• Directive:
In the material below, list every line carrying the string "deux".

• Entries:
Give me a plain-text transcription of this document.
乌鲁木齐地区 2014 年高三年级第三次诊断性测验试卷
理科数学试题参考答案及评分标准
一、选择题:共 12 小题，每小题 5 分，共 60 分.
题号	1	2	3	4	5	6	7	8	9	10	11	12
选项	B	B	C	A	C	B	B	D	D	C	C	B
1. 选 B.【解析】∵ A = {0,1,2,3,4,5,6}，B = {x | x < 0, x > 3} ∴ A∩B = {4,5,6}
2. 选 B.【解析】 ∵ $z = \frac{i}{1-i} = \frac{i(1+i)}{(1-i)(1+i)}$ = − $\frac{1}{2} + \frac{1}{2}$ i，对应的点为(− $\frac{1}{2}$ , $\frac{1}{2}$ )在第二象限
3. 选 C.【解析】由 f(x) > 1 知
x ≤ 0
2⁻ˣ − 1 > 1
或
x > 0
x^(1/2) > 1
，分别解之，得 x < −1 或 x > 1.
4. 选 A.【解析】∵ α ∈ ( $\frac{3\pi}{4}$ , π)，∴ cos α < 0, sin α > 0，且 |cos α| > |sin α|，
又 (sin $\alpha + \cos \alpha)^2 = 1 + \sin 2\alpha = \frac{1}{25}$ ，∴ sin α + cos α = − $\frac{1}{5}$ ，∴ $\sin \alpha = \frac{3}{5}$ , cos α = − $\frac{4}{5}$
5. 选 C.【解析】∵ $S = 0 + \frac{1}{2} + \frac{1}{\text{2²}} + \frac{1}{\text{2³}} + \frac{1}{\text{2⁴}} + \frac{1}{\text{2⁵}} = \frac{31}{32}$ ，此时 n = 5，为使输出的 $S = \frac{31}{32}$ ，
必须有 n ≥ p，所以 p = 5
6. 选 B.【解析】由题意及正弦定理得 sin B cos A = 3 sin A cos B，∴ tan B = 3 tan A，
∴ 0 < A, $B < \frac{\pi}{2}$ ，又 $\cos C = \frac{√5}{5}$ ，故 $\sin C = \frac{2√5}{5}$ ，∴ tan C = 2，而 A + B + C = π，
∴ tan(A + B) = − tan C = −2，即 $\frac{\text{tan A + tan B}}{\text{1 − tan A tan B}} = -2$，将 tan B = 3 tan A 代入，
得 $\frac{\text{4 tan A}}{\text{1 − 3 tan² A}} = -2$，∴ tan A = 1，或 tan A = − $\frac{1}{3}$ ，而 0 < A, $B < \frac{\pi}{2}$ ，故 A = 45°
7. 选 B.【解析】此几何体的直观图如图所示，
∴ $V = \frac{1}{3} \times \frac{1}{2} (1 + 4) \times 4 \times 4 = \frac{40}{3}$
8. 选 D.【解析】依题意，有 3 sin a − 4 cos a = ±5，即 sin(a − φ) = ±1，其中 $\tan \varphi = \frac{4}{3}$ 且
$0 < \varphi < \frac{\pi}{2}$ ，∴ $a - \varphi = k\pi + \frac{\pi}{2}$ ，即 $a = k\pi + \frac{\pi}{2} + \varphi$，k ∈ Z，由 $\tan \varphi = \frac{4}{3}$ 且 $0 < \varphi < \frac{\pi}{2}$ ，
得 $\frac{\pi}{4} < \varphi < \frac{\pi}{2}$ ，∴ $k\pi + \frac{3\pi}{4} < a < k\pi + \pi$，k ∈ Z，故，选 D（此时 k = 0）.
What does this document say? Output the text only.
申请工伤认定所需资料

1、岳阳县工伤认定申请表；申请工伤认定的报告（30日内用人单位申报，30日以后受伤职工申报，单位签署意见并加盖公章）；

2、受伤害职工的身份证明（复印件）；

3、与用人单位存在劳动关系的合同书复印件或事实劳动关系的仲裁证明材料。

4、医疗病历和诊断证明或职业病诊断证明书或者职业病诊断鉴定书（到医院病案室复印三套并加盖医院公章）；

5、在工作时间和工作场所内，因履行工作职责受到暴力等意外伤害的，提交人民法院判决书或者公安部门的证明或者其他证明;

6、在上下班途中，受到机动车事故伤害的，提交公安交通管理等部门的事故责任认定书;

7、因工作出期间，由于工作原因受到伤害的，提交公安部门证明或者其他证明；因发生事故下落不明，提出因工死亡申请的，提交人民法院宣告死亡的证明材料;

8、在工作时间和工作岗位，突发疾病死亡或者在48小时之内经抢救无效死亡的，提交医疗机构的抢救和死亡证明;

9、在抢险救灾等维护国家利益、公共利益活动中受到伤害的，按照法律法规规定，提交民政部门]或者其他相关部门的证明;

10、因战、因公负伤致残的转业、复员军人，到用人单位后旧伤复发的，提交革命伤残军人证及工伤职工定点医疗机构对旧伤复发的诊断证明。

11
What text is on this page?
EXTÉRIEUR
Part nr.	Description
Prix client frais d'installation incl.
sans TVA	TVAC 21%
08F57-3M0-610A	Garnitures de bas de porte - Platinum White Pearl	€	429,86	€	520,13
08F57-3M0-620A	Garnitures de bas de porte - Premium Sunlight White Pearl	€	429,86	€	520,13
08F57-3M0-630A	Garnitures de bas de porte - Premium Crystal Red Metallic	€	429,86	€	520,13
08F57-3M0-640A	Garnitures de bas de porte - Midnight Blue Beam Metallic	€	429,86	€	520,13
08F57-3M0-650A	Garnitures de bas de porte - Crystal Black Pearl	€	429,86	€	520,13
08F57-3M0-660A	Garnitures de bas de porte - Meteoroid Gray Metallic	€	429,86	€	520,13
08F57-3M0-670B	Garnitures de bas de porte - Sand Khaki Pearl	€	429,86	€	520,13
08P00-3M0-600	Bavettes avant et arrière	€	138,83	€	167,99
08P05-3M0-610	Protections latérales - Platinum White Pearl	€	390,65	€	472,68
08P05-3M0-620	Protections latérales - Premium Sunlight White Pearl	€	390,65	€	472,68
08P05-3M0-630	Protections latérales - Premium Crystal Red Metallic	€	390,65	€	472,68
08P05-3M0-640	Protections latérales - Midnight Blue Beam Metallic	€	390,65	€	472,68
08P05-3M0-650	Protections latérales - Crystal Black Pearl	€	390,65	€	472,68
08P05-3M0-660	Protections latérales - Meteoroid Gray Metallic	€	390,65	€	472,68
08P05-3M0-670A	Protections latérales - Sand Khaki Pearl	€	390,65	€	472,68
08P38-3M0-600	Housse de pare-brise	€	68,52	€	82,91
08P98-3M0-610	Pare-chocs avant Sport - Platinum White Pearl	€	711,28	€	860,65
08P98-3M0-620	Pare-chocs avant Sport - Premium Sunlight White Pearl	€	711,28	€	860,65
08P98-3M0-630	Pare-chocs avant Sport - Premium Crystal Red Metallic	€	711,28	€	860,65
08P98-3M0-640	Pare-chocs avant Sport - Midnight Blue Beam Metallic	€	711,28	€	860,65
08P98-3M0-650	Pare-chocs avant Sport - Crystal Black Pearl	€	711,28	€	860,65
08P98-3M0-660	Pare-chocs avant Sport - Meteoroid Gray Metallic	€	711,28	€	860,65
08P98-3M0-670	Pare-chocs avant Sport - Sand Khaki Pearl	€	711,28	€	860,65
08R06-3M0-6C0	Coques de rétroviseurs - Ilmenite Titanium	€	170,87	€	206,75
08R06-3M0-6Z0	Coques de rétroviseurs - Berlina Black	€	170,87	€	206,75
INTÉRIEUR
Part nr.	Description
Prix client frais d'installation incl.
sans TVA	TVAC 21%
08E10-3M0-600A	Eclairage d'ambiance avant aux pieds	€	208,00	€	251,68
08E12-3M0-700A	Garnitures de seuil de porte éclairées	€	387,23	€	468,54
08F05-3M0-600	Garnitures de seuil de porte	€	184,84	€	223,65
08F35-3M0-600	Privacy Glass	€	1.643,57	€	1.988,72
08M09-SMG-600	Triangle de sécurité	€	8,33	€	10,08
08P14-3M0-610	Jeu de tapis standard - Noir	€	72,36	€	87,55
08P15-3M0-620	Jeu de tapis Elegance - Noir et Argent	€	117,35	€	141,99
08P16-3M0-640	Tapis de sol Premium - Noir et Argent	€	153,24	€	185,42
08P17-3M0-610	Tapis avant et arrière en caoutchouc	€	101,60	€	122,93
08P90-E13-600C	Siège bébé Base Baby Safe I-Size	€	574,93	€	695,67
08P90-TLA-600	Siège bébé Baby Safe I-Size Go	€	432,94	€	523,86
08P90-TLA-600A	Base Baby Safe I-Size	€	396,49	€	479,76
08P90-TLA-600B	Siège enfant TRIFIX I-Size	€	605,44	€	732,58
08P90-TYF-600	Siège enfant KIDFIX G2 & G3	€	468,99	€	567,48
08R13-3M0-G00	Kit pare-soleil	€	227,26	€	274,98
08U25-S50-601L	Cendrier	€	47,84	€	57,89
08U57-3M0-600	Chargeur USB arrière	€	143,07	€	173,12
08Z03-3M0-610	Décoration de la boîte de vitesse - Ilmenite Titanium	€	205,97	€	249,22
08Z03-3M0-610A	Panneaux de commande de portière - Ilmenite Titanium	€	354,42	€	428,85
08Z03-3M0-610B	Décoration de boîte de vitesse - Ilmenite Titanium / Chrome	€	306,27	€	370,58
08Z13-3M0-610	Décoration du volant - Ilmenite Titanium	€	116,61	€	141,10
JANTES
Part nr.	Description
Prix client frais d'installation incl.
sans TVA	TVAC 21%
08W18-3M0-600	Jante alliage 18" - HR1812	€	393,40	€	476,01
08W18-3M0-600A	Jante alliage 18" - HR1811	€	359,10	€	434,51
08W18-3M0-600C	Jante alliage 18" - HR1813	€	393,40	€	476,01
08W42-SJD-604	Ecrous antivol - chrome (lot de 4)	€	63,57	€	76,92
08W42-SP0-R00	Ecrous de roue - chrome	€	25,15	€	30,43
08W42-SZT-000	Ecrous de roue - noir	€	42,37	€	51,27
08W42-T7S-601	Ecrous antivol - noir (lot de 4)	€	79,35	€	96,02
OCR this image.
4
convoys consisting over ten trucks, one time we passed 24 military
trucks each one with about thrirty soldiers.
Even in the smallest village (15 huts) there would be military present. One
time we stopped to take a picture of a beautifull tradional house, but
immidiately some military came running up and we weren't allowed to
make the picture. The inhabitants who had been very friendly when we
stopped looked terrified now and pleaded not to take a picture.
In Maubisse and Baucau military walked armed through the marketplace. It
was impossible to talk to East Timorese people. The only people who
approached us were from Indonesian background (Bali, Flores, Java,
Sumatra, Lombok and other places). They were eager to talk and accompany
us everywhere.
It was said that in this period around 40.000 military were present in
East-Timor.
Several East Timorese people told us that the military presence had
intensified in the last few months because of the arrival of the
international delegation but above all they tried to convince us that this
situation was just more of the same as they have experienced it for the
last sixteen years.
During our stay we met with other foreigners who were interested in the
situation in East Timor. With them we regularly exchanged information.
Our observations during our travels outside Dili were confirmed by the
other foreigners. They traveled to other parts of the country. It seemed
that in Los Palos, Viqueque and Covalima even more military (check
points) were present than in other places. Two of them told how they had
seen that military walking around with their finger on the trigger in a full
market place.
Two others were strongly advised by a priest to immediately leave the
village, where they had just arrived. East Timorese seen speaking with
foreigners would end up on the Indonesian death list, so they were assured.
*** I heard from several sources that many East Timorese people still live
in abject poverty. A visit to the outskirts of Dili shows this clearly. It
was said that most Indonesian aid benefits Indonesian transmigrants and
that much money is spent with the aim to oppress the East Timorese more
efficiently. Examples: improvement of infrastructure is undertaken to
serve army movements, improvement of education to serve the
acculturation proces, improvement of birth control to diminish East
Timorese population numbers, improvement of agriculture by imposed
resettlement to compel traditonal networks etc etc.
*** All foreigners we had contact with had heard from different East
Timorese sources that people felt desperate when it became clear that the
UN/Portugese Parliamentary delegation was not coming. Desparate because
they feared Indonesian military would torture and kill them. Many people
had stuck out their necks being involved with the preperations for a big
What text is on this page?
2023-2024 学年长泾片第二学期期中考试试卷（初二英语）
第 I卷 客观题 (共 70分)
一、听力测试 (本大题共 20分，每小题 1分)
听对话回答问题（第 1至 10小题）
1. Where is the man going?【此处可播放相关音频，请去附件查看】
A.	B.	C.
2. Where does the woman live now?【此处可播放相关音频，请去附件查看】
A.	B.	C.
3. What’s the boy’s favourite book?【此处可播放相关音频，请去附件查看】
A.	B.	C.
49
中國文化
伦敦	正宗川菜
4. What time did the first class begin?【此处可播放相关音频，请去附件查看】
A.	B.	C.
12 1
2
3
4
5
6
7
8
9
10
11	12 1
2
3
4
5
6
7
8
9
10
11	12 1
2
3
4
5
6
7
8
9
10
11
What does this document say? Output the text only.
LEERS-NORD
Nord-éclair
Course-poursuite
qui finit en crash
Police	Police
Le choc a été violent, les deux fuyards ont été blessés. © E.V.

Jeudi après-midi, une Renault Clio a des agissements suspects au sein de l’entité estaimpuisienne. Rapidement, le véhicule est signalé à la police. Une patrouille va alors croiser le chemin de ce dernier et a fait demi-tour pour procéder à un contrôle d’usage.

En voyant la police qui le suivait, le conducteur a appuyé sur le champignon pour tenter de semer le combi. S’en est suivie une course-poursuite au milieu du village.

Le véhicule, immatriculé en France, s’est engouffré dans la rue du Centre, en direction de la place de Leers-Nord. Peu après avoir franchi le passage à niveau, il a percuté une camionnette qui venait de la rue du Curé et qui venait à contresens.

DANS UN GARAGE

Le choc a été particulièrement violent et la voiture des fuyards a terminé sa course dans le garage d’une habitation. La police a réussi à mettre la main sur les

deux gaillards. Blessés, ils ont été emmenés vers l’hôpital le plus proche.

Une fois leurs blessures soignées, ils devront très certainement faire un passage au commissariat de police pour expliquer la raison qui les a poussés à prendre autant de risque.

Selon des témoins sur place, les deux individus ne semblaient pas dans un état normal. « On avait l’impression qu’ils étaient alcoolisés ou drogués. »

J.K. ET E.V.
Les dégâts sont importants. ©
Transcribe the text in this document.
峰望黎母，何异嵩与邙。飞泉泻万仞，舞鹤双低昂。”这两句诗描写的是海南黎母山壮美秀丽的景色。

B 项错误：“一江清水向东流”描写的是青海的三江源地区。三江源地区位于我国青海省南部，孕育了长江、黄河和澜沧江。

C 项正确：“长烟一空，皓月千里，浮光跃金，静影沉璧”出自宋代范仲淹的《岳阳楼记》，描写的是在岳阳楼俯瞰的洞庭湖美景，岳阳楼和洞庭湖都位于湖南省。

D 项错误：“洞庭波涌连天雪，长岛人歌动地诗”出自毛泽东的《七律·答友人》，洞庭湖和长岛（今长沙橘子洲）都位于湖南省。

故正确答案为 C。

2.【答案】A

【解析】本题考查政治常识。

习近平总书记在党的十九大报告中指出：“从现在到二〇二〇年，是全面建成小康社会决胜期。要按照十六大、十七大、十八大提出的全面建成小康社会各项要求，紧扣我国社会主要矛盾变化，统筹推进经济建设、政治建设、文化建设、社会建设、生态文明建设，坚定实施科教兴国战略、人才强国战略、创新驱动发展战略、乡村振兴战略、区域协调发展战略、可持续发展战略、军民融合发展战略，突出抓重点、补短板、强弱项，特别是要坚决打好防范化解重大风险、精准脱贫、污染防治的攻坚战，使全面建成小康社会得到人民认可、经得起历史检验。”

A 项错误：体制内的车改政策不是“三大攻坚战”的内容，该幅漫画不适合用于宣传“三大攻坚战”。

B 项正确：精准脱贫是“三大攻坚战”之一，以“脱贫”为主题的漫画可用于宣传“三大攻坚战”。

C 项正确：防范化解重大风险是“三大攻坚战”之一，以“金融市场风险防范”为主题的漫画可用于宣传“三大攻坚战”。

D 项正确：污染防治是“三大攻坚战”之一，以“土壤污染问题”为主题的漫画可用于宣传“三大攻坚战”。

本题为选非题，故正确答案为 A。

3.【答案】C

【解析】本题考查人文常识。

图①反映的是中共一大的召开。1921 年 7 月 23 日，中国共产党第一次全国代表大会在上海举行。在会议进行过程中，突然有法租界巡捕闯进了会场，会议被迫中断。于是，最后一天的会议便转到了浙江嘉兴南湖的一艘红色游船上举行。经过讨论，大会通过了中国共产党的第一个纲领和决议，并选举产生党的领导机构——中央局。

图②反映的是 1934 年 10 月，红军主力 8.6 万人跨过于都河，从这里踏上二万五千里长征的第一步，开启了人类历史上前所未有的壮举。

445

• Written solution:
Le choc a été violent, les deux fuyards ont été blessés. © E.V.
deux gaillards. Blessés, ils ont été emmenés vers l’hôpital le plus proche.
Selon des témoins sur place, les deux individus ne semblaient pas dans un état normal. « On avait l’impression qu’ils étaient alcoolisés ou drogués. »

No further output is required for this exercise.